*Source extract*
● ● ● ●
Such was the home in which the people of the Tainui canoe sought to gain a footing, when they abandoned their vessel; but these exiles from far Hawaiki were yet to pass through the bitter waters of tribulation before their arms were blessed with success and their claims ceased to be contested. In the quaint language of an old tohunga we are told: "In the days of the ancient times the descendants of those who came in the Tainui made war on the people who had occupied the interior of Waikato. These people were called Te Upoko-tioa, and were the people who had occupied the land long before the Tainui arrived at Kawhia. These people were attacked by those who came over in the Tainui. The men they killed, but the women were saved and taken as wives by the Tainui. Those who attacked these people were of one family, and were descended from one ancestor, who, after they had killed the inhabitants of Waikato, turned and made war each on the other – uncle killed nephew, and nephew killed uncle: elder killed the younger, and the younger killed the elder."
● ● ● ●
[Rows from a dataset]
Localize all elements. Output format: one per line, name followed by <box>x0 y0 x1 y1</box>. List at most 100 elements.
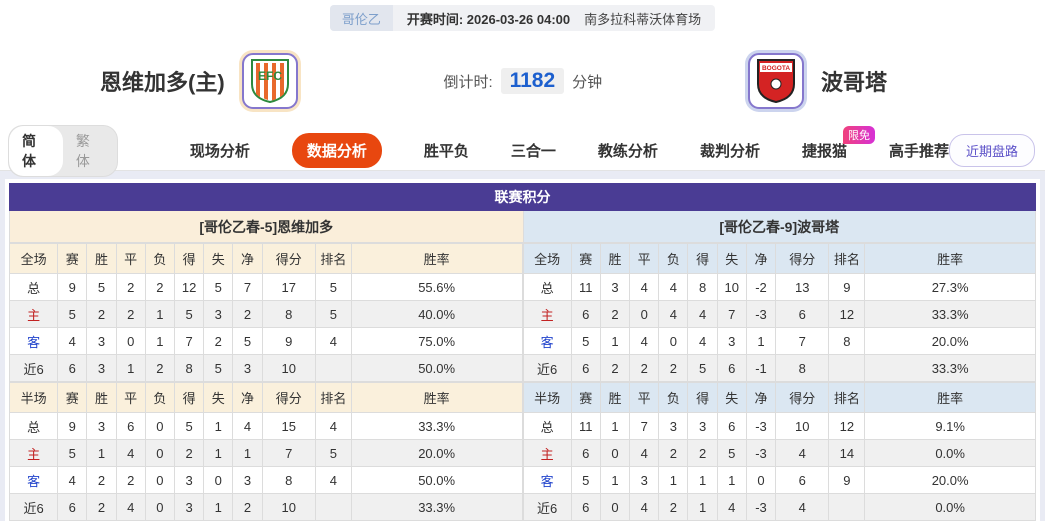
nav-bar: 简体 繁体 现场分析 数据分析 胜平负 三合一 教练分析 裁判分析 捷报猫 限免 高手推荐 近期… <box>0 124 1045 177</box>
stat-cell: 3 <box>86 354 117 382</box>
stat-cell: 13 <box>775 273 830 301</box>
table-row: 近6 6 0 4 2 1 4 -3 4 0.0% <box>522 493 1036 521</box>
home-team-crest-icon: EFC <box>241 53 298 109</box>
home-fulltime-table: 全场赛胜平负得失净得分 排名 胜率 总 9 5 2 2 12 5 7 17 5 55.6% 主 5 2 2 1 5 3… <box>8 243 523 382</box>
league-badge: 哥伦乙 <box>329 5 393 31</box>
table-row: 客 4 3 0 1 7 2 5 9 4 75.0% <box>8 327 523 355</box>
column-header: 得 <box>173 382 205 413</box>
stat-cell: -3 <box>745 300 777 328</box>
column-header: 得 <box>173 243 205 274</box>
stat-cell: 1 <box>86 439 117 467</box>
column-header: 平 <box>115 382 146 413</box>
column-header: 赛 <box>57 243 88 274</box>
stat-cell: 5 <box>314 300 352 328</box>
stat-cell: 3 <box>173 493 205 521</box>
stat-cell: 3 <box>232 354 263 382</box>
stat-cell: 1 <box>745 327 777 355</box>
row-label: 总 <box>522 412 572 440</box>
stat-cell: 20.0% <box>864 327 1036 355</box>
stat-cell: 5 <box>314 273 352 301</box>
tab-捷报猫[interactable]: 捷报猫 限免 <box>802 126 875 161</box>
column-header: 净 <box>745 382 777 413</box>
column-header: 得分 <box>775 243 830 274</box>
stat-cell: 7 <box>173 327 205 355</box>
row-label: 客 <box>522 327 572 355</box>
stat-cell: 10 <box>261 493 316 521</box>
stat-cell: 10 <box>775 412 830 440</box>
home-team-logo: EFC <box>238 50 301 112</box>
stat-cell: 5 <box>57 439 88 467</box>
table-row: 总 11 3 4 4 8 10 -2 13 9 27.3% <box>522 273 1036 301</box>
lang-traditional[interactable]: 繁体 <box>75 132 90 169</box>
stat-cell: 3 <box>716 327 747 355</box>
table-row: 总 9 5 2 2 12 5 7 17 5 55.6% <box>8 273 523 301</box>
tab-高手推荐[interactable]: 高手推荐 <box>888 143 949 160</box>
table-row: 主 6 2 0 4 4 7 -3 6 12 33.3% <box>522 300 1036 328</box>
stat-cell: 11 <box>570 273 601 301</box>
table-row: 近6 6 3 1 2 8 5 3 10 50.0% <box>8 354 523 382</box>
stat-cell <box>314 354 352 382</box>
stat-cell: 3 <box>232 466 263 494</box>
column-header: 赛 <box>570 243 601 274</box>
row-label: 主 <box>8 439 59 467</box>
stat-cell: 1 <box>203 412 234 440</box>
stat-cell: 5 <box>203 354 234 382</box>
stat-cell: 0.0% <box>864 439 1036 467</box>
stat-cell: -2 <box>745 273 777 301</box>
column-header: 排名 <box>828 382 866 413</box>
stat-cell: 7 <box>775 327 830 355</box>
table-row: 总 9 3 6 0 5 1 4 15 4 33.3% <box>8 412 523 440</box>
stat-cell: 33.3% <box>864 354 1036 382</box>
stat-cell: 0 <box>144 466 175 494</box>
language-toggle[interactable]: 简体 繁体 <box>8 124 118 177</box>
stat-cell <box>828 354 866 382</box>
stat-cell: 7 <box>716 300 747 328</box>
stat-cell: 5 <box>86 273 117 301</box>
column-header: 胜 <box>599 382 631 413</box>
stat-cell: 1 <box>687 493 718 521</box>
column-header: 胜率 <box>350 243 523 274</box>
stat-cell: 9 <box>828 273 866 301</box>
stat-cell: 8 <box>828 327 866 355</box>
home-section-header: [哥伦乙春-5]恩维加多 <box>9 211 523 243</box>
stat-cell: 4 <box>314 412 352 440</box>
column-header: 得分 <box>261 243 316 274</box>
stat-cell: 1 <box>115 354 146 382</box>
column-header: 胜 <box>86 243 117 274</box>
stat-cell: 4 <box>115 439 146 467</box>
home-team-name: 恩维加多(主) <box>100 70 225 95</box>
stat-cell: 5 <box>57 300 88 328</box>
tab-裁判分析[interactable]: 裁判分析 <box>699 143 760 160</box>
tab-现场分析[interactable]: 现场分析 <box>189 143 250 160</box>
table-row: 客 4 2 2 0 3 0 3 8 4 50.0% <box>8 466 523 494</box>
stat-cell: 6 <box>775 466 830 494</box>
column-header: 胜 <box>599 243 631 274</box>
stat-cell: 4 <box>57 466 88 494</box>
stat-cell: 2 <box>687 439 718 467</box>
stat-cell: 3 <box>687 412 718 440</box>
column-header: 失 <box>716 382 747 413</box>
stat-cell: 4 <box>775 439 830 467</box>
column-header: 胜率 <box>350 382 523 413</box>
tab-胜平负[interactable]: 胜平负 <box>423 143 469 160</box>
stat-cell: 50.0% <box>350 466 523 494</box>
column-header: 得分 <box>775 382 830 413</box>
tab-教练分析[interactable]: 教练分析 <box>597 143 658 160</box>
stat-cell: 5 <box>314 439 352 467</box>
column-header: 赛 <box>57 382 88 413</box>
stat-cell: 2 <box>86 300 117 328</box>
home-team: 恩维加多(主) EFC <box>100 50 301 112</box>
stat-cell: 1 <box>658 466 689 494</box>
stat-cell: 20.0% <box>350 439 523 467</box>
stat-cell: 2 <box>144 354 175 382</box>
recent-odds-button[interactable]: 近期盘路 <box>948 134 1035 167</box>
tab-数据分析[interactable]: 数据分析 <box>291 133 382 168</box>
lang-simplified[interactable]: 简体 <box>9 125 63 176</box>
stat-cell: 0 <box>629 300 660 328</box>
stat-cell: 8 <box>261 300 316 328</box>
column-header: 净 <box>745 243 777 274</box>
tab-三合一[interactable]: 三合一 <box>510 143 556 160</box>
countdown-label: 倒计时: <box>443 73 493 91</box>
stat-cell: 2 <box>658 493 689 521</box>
● ● ● ●
*Your instructions*
Render this sentence from the Tainui passage in Spanish: "These people were attacked by those who came over in the Tainui." Rely only on the Tainui passage.

*Answer for the task*
Estas personas fueron atacadas por quienes llegaron en el Tainui.